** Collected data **
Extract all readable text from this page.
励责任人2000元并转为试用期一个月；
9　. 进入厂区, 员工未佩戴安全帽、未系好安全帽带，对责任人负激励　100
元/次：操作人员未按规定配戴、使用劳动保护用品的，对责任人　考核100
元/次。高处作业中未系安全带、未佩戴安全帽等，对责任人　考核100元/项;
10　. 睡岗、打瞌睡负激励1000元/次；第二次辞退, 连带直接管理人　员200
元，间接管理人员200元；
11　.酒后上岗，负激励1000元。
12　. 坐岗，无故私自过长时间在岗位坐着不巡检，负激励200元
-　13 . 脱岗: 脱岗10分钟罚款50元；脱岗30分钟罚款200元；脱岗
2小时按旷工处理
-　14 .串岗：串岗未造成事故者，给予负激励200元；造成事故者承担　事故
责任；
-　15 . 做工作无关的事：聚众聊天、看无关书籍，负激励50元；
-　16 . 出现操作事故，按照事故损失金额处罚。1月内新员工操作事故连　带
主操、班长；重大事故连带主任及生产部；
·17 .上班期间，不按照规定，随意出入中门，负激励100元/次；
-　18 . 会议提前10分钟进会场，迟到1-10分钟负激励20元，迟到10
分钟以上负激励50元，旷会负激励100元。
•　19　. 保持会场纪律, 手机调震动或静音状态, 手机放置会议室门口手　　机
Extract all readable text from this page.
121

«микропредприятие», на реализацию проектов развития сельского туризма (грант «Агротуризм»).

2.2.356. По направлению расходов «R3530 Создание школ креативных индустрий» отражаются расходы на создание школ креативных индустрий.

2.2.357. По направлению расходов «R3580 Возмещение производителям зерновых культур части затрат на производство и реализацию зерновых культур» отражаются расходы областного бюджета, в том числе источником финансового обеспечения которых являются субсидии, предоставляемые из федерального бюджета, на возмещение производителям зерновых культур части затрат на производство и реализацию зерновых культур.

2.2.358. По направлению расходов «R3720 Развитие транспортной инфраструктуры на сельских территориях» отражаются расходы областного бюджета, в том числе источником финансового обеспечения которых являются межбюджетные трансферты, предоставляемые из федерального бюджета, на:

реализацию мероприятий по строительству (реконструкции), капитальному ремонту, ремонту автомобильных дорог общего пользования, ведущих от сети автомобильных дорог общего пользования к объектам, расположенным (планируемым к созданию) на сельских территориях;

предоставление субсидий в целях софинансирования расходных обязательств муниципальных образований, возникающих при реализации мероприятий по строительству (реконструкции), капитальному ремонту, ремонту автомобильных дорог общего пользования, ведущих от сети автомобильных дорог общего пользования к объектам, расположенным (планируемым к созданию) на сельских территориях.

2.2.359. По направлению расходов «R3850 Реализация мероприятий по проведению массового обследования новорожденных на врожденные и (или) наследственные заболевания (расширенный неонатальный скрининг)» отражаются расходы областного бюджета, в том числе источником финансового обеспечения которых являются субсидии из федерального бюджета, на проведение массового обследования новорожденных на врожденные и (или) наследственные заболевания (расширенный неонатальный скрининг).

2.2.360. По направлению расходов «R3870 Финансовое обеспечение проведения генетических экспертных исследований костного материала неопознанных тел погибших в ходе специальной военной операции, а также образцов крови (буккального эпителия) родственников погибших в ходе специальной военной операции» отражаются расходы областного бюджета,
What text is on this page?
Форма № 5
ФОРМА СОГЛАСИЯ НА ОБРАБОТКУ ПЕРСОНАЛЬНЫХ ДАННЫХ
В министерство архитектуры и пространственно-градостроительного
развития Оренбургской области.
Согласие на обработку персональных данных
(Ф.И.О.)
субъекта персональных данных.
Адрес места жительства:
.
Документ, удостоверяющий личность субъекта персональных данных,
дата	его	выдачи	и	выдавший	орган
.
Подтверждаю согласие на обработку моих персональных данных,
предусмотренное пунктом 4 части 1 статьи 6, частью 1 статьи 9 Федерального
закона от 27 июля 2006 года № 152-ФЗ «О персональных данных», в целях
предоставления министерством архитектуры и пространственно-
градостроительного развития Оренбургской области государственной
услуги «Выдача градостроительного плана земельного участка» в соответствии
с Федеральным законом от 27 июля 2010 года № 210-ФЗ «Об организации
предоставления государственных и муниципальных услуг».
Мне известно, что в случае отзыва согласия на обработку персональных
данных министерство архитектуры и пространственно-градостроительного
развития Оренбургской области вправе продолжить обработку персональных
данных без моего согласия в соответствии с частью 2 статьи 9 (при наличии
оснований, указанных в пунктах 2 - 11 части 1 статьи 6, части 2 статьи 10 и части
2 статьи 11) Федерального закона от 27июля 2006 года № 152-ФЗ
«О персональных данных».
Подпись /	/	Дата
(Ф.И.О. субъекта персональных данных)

** Directions **
Gather each line in the entries above where the string "субъекта" is found.

** Worked answer **
субъекта персональных данных.
Документ, удостоверяющий личность субъекта персональных данных,
(Ф.И.О. субъекта персональных данных)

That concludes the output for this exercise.